§ **THE TASK**
Copy out each line of the material below that holds the string "Sign".

§ **GIVEN DATA**
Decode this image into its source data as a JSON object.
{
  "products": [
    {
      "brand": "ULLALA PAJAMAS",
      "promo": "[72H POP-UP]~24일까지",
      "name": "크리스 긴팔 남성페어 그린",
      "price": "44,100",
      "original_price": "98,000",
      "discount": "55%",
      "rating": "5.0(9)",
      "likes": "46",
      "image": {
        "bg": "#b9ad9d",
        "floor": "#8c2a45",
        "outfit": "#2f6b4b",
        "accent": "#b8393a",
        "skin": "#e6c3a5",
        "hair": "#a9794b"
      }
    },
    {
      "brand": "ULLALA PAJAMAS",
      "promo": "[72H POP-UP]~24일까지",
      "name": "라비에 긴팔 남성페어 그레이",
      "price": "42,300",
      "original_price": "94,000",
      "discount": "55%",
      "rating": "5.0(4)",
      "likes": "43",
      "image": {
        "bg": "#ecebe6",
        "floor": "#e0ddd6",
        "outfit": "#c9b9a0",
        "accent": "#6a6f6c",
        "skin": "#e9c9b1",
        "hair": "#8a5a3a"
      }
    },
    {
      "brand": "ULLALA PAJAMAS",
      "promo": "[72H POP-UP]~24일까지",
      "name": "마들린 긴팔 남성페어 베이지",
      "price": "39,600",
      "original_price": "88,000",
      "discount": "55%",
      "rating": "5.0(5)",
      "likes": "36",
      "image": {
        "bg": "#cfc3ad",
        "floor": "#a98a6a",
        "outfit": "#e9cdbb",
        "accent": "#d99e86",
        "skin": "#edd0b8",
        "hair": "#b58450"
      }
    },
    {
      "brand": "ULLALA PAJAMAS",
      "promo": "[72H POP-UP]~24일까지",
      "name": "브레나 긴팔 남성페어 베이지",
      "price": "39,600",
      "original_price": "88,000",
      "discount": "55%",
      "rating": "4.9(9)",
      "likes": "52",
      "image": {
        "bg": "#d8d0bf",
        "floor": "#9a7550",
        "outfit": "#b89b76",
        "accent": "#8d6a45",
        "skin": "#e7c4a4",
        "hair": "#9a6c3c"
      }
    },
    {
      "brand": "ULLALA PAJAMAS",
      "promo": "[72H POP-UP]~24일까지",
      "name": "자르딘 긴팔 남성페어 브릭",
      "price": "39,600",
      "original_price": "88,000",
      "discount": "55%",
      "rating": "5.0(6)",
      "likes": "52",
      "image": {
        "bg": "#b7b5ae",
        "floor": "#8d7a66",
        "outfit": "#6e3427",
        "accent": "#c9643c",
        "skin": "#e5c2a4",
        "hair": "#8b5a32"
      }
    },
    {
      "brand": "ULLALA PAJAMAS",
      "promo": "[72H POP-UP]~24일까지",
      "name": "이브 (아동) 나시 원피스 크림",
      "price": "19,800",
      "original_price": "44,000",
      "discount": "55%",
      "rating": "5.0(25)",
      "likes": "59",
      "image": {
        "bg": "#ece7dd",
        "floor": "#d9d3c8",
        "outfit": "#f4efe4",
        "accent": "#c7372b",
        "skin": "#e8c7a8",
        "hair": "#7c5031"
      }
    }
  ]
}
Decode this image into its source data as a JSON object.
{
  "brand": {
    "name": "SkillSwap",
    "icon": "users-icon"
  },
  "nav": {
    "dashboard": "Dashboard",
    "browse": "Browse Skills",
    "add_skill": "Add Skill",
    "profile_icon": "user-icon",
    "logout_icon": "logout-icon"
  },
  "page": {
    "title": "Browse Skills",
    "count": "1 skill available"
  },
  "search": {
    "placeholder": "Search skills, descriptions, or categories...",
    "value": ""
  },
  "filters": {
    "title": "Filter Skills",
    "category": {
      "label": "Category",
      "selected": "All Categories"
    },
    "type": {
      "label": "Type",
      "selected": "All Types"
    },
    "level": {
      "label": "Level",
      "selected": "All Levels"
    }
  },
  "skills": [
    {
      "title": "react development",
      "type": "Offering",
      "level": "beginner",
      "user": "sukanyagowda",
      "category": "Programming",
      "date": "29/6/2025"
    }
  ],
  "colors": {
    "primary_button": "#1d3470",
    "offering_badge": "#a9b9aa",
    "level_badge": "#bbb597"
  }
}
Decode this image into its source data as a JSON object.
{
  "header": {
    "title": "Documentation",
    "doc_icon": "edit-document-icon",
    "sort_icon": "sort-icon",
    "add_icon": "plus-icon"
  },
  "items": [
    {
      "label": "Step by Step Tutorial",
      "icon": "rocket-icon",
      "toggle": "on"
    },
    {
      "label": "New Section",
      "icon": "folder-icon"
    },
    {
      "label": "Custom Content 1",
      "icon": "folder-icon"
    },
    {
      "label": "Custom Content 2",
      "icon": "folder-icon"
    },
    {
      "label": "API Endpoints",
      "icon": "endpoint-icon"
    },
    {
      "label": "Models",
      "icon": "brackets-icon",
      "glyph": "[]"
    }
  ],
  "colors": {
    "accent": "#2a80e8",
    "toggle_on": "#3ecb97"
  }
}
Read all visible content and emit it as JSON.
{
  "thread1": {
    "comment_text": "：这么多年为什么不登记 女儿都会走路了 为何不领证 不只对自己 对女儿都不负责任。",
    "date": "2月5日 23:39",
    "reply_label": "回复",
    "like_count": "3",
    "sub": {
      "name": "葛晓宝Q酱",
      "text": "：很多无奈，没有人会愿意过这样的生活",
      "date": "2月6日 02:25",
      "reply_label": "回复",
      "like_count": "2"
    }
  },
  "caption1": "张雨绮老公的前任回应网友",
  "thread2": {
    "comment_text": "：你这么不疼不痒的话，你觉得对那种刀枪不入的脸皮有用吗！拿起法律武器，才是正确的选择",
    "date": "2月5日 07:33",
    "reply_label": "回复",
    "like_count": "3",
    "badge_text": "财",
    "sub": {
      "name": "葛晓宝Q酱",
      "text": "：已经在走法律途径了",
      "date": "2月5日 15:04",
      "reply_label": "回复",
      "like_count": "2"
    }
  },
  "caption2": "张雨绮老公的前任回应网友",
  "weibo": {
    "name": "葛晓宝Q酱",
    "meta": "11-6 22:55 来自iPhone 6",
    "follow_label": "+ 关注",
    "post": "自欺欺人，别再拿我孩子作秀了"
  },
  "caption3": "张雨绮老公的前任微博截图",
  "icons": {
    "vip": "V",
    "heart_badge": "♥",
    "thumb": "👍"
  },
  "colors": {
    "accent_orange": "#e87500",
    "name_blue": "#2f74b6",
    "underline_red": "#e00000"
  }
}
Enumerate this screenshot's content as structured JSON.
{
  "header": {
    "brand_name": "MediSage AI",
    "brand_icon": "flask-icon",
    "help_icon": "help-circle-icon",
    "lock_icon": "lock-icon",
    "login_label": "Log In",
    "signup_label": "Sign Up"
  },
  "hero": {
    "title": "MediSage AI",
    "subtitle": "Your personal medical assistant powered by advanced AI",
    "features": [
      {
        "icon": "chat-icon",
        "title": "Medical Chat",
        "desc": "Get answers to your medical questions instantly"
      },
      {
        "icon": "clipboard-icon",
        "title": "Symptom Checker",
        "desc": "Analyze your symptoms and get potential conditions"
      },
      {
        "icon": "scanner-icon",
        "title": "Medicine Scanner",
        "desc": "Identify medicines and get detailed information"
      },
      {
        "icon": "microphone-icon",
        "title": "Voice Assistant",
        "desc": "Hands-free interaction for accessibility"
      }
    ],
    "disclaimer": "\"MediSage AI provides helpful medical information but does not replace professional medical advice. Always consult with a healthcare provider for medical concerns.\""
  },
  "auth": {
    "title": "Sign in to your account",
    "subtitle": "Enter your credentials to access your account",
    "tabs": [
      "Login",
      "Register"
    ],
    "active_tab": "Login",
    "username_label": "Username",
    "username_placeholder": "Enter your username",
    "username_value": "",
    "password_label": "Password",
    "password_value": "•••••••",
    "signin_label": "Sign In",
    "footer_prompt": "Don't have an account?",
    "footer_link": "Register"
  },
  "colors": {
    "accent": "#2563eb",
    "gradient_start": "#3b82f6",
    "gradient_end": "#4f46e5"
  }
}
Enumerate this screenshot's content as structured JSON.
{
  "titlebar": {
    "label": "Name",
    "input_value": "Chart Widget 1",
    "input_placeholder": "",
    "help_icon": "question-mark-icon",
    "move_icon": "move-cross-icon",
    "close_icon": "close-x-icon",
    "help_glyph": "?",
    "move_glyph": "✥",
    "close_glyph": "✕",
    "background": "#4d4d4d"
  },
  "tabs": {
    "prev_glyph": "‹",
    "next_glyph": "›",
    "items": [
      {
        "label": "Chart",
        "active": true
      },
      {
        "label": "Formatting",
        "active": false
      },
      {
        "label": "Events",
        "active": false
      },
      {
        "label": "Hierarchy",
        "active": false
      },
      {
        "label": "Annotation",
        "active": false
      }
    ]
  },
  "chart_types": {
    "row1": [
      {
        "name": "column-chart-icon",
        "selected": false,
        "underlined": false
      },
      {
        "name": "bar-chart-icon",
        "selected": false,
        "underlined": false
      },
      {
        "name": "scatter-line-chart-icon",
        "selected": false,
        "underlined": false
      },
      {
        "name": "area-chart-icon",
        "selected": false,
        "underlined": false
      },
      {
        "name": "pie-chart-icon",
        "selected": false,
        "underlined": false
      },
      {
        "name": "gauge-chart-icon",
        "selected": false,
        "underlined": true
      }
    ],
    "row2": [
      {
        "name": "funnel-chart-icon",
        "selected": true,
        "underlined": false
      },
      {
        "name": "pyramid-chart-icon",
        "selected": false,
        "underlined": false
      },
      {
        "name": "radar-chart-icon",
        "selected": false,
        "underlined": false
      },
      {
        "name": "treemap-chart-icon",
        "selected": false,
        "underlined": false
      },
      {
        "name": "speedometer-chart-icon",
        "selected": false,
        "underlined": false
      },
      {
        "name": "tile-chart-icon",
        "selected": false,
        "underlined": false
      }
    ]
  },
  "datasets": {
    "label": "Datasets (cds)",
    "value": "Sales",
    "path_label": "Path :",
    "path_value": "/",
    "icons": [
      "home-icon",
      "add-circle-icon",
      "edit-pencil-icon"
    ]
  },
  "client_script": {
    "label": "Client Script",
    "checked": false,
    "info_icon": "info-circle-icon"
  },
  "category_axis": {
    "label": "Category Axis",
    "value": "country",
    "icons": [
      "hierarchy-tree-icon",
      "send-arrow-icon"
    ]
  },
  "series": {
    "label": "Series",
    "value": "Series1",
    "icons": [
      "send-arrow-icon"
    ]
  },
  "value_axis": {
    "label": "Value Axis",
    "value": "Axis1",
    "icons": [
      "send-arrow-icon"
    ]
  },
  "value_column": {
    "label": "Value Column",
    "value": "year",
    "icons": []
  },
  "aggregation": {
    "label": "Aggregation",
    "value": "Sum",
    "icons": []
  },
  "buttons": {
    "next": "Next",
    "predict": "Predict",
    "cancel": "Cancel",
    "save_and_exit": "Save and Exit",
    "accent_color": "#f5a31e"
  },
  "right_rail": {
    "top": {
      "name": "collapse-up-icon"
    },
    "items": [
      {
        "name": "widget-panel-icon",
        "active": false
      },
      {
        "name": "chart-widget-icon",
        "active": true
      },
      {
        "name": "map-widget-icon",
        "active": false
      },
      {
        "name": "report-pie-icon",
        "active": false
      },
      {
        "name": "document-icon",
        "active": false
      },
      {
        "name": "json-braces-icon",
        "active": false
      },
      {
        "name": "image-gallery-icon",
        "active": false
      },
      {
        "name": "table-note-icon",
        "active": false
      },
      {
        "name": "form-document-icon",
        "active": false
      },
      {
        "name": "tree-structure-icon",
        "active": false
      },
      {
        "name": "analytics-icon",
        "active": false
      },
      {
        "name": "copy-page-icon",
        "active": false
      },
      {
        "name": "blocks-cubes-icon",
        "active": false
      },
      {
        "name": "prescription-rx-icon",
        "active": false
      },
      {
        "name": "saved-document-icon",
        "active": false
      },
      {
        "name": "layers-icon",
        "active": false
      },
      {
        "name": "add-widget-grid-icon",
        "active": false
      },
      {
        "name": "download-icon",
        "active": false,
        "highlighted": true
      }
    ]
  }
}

§ **RESULT OF THIS EXERCISE**
    "signup_label": "Sign Up"
    "title": "Sign in to your account",
    "signin_label": "Sign In",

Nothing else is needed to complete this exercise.